- _Written request_: Can you output the records below exactly as they are written?

- _Records provided_:
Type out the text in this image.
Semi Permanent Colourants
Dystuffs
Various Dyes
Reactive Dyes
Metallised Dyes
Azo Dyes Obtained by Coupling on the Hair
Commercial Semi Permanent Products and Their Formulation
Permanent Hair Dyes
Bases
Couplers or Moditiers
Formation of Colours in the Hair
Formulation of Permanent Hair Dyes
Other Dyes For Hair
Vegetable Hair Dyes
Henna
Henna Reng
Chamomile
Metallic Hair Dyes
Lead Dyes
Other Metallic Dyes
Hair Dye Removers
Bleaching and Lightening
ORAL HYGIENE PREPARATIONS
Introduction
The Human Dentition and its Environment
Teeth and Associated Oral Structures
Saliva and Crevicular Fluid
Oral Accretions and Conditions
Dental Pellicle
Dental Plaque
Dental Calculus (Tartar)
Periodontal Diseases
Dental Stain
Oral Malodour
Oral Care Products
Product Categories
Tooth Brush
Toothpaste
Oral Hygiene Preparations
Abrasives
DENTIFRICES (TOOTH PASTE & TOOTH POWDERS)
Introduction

- _Exercise response_:
Type out the text in this image.
Semi Permanent Colourants
Dystuffs
Various Dyes
Reactive Dyes
Metallised Dyes
Azo Dyes Obtained by Coupling on the Hair
Commercial Semi Permanent Products and Their Formulation
Permanent Hair Dyes
Bases
Couplers or Moditiers
Formation of Colours in the Hair
Formulation of Permanent Hair Dyes
Other Dyes For Hair
Vegetable Hair Dyes
Henna
Henna Reng
Chamomile
Metallic Hair Dyes
Lead Dyes
Other Metallic Dyes
Hair Dye Removers
Bleaching and Lightening
ORAL HYGIENE PREPARATIONS
Introduction
The Human Dentition and its Environment
Teeth and Associated Oral Structures
Saliva and Crevicular Fluid
Oral Accretions and Conditions
Dental Pellicle
Dental Plaque
Dental Calculus (Tartar)
Periodontal Diseases
Dental Stain
Oral Malodour
Oral Care Products
Product Categories
Tooth Brush
Toothpaste
Oral Hygiene Preparations
Abrasives
DENTIFRICES (TOOTH PASTE & TOOTH POWDERS)
Introduction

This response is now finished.